Start AVAILABLE RECORDS

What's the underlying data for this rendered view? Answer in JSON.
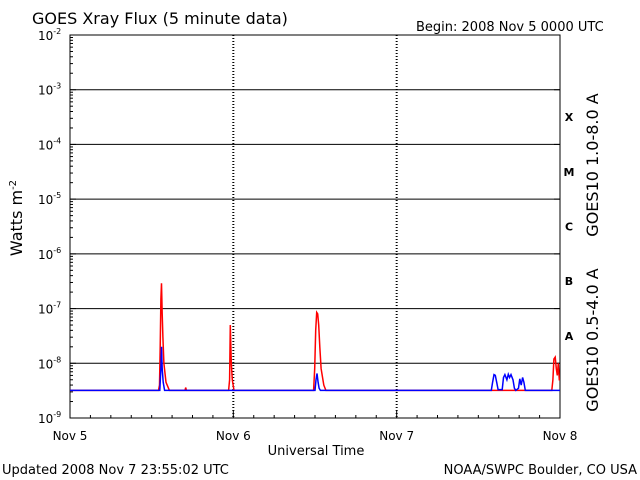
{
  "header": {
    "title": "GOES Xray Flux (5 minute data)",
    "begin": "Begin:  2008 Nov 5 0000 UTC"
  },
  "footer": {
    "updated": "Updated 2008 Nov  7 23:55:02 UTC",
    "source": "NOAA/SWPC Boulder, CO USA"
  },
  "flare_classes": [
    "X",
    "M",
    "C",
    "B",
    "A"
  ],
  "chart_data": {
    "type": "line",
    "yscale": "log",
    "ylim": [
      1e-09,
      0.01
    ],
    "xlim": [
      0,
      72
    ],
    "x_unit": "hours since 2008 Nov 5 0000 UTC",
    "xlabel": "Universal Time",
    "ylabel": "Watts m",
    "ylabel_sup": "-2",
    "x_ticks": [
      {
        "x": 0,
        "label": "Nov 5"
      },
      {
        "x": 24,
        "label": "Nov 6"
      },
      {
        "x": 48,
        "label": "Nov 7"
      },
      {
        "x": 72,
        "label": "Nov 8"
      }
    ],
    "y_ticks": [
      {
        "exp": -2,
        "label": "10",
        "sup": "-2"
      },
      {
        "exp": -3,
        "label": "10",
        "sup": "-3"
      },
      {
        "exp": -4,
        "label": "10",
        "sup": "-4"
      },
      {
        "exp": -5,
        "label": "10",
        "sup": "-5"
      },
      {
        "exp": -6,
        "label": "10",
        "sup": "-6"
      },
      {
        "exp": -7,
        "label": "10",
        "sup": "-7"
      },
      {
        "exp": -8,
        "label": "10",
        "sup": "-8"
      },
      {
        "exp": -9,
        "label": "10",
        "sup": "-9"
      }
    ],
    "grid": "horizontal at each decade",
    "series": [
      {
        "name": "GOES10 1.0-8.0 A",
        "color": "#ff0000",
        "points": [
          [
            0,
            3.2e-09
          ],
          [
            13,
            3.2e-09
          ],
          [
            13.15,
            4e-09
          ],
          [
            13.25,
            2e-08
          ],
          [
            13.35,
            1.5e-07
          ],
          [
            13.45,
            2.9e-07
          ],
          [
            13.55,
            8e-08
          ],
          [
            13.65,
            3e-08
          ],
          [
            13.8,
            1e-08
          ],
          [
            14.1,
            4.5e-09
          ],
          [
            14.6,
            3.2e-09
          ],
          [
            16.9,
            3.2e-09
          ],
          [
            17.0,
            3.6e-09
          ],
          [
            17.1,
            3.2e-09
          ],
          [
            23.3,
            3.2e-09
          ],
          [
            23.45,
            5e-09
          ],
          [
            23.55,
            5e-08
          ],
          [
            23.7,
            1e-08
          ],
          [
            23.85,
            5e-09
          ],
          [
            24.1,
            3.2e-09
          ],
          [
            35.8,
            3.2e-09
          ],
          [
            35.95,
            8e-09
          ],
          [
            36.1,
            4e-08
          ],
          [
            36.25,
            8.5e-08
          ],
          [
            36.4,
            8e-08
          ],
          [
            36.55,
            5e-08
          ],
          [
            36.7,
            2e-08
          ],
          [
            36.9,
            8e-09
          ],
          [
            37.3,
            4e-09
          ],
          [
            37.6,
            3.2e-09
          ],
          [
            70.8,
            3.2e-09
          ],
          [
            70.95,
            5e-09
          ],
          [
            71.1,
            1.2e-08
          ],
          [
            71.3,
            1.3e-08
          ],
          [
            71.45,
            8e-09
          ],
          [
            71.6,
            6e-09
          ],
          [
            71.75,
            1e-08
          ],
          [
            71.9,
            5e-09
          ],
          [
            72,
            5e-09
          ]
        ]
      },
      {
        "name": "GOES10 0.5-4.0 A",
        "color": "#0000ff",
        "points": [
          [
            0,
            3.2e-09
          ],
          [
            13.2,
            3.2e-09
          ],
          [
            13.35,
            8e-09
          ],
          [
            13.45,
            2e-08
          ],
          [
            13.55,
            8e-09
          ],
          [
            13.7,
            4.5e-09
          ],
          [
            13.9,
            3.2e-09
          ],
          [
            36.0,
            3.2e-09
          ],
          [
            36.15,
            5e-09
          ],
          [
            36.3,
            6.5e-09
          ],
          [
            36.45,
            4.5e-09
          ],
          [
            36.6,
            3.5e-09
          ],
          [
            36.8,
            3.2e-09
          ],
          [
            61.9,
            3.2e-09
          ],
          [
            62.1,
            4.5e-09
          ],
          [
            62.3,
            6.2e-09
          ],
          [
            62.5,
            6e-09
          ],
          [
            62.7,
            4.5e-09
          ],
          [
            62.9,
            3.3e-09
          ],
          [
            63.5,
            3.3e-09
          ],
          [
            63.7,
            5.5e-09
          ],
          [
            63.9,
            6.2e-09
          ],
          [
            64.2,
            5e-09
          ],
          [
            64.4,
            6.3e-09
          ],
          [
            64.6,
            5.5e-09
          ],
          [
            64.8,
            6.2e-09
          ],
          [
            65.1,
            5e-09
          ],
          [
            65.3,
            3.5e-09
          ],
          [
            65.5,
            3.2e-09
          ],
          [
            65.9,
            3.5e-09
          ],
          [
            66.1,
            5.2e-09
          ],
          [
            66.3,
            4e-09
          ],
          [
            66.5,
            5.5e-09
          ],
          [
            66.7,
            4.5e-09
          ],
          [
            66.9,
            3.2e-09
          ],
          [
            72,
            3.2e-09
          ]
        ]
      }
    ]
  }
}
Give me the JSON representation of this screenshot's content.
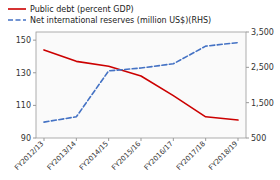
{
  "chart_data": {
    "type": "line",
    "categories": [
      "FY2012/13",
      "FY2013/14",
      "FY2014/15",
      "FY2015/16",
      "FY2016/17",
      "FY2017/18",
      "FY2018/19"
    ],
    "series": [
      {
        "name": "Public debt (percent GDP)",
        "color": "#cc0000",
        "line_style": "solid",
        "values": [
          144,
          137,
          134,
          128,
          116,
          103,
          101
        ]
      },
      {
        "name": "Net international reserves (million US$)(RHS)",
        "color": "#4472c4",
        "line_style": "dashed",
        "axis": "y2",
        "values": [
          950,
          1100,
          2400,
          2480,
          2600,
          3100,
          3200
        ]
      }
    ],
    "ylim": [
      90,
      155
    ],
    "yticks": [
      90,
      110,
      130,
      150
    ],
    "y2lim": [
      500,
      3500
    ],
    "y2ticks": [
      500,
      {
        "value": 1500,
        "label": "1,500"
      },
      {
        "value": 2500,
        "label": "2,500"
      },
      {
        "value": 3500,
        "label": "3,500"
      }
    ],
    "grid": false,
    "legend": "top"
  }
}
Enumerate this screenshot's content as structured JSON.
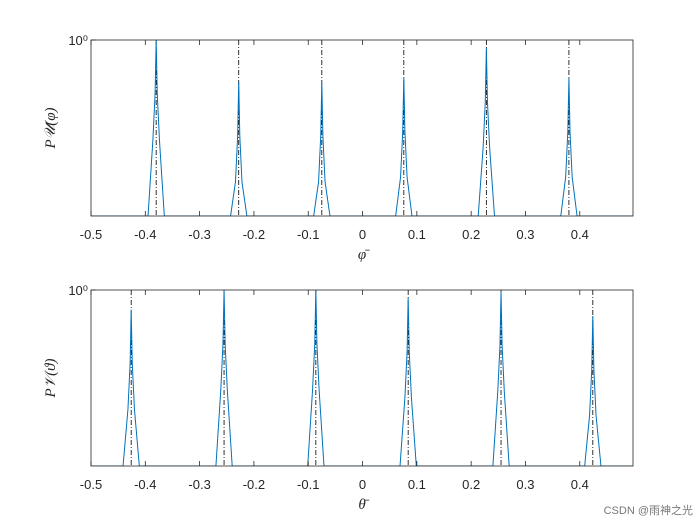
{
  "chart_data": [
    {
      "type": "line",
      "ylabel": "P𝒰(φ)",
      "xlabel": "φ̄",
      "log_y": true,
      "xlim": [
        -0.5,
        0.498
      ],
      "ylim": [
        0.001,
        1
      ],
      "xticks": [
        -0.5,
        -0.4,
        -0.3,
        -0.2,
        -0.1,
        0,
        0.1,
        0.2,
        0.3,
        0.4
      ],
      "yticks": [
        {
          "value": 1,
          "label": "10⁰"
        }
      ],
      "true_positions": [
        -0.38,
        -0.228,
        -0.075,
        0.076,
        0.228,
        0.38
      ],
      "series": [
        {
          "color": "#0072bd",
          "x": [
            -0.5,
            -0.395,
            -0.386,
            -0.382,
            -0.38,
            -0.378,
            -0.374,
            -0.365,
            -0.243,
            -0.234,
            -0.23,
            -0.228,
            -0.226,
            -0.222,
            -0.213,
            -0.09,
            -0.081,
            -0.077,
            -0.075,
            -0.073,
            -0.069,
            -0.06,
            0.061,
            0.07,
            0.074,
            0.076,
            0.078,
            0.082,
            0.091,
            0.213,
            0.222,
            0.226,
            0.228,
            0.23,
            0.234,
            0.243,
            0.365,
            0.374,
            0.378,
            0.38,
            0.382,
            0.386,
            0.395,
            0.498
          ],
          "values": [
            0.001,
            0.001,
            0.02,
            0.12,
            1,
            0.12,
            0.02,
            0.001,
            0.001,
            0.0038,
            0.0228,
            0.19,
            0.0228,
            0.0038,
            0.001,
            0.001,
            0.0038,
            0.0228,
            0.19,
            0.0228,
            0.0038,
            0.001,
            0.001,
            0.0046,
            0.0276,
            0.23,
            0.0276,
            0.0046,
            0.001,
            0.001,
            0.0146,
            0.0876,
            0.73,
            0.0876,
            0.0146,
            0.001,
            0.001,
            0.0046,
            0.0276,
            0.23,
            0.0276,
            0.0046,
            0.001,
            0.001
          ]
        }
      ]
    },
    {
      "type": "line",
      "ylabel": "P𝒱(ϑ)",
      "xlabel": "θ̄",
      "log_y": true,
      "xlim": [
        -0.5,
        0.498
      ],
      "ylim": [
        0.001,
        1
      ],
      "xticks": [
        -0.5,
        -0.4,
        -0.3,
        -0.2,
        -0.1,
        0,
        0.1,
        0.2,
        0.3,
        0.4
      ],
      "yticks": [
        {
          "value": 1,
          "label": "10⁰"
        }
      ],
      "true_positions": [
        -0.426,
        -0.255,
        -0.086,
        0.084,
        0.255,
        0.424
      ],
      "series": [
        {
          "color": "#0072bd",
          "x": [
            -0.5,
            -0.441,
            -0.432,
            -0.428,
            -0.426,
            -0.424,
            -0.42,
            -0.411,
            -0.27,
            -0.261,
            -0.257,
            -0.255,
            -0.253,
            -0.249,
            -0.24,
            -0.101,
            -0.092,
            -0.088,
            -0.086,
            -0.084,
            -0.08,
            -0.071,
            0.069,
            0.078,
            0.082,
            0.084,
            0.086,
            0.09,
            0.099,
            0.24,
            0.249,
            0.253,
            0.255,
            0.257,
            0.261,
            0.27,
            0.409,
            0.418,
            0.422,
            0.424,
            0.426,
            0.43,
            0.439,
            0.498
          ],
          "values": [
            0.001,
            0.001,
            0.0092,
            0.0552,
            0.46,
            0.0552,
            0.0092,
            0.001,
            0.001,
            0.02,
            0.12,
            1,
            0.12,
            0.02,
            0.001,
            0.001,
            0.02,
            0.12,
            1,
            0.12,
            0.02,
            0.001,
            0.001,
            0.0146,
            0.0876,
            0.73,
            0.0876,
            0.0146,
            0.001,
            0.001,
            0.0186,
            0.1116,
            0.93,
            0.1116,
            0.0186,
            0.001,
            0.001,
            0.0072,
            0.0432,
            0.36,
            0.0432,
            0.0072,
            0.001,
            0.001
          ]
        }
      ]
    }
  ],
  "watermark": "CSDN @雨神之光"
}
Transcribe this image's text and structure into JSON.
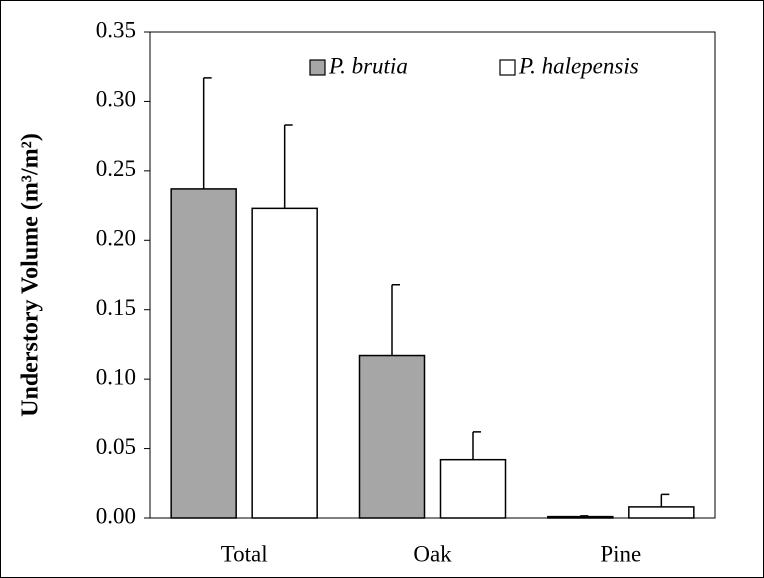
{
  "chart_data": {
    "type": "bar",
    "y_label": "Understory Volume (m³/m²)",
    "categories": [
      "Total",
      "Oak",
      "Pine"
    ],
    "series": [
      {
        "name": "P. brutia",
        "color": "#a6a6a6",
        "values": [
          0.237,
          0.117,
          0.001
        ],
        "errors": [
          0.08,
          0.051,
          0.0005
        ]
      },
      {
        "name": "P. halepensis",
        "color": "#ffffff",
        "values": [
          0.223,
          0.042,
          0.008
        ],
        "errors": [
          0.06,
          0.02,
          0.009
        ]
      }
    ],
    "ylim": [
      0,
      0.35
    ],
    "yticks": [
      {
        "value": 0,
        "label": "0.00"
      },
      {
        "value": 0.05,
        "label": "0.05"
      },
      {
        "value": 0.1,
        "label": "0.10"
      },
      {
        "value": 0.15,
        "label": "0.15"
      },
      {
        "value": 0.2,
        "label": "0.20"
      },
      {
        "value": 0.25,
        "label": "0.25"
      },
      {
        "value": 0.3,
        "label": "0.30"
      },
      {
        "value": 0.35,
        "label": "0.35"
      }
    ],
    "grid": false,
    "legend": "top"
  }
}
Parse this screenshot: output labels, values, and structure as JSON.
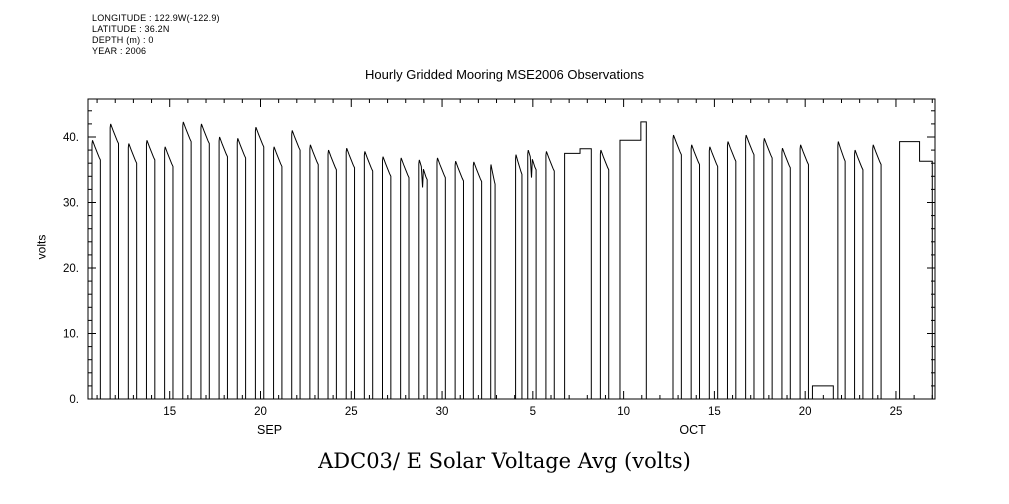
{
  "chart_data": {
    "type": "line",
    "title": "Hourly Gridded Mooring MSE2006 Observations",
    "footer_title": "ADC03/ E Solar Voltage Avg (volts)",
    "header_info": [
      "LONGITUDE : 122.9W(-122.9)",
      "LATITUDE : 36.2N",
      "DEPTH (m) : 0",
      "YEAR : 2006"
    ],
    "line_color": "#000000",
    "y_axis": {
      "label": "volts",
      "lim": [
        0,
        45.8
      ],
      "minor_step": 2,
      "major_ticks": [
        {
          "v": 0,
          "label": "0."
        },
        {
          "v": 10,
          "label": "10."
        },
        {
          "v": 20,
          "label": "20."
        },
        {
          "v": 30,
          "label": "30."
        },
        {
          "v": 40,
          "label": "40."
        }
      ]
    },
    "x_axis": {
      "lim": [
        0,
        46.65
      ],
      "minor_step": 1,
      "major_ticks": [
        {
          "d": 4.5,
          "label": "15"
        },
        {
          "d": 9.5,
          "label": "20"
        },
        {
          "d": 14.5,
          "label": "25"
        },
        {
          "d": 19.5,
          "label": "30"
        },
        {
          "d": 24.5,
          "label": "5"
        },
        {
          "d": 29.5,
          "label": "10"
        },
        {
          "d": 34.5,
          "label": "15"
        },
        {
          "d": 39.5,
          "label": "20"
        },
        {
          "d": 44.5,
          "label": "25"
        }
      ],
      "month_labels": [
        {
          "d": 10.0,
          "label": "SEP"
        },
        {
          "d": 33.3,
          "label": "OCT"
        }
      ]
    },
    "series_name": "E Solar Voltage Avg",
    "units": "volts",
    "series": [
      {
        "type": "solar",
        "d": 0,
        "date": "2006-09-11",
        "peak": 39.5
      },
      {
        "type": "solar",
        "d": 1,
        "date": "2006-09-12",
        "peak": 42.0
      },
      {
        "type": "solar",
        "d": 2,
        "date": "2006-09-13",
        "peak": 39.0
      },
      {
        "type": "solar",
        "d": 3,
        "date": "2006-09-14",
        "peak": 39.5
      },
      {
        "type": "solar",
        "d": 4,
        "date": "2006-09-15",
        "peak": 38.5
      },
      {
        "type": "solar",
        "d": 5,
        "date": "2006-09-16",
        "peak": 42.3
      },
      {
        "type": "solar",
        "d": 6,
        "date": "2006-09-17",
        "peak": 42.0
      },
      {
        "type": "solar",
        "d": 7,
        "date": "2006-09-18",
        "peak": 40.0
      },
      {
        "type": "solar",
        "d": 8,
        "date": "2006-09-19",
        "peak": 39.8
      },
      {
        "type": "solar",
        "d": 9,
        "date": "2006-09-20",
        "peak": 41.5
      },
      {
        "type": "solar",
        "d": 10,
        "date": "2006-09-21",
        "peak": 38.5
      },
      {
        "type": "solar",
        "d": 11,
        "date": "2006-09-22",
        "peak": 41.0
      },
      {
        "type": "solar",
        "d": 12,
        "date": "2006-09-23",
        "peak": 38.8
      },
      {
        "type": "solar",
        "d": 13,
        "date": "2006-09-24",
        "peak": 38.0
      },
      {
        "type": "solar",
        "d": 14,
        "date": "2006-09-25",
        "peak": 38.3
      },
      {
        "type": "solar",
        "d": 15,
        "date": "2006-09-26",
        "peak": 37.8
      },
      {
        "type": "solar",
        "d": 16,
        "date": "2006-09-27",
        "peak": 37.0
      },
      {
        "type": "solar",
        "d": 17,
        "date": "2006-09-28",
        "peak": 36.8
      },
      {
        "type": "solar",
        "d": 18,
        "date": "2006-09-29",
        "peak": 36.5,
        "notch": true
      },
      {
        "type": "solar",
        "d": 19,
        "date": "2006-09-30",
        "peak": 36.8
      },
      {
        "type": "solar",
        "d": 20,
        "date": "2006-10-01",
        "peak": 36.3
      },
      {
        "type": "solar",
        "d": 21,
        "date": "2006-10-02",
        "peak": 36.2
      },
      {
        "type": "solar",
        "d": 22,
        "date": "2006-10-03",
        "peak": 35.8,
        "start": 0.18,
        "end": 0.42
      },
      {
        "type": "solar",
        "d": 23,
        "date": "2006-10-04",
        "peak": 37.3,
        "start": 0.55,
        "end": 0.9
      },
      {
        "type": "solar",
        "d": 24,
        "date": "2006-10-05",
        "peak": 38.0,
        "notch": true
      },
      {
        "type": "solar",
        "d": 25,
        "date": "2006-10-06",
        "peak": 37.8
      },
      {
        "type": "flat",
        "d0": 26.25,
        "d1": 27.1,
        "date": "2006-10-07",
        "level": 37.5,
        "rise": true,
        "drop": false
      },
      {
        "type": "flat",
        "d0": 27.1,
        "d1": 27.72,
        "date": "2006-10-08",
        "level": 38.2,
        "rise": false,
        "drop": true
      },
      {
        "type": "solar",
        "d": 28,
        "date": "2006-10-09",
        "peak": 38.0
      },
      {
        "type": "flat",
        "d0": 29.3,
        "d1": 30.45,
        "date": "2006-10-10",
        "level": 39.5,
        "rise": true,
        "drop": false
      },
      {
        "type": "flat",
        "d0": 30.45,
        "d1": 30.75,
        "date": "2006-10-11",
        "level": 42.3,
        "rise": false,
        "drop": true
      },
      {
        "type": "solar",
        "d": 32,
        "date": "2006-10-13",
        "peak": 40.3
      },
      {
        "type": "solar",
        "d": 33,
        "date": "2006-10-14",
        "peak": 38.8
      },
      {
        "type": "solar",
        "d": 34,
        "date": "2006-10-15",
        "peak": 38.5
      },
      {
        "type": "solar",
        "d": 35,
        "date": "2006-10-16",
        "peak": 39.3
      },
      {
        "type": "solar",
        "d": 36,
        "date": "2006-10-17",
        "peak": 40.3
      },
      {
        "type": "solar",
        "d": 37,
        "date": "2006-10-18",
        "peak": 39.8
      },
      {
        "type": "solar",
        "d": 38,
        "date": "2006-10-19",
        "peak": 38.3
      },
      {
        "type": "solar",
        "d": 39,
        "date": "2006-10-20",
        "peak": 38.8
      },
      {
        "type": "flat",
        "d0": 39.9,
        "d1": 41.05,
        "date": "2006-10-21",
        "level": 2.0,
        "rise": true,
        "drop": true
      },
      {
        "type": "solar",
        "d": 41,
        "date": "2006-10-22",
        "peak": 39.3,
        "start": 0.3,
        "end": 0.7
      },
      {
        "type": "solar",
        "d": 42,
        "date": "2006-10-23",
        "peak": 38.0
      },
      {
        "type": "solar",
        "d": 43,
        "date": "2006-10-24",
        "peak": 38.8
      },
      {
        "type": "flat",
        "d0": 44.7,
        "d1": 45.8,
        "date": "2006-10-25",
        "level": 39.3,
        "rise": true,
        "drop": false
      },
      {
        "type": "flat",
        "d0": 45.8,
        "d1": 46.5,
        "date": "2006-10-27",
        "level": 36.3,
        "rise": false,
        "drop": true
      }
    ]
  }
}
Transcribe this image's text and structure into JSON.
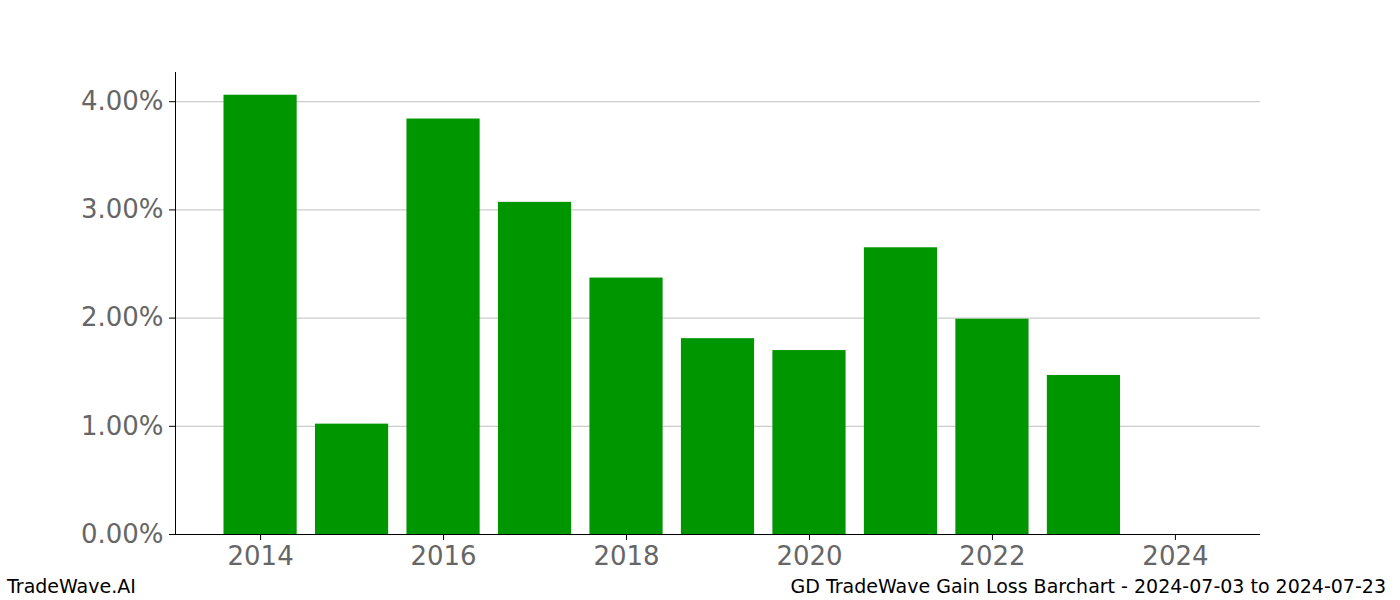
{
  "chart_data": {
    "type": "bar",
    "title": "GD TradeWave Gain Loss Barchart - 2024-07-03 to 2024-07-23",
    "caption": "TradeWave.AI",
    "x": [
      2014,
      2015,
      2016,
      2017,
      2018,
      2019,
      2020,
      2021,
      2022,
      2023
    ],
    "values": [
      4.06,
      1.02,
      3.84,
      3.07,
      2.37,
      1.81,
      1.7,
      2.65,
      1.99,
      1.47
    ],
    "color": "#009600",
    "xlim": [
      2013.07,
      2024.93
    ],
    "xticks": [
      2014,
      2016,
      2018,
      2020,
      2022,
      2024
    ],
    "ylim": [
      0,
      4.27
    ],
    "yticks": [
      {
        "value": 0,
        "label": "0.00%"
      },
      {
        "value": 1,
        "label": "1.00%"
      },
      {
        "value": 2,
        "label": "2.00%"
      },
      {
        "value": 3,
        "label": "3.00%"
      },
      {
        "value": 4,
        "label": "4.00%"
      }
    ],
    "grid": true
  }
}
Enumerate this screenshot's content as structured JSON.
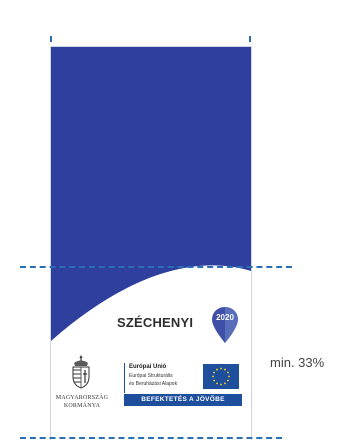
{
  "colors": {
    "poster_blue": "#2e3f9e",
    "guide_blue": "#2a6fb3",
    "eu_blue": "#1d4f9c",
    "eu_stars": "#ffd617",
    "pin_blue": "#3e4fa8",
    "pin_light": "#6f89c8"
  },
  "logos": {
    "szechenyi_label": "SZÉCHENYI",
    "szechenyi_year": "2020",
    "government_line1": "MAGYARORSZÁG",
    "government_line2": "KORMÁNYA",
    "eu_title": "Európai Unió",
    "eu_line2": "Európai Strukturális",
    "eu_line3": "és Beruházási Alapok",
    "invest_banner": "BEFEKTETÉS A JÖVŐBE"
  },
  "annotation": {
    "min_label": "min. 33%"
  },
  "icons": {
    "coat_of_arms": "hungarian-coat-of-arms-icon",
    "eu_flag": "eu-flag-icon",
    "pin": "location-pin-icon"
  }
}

End AVAILABLE RECORDS

■ STATED TASK
Copy every line from the entries that contains the word "level".

■ TASK RESULT
        "level": 37.5,
        "level": 38.2,
        "level": 39.5,
        "level": 42.3,
        "level": 2.0,
        "level": 39.3,
        "level": 36.3,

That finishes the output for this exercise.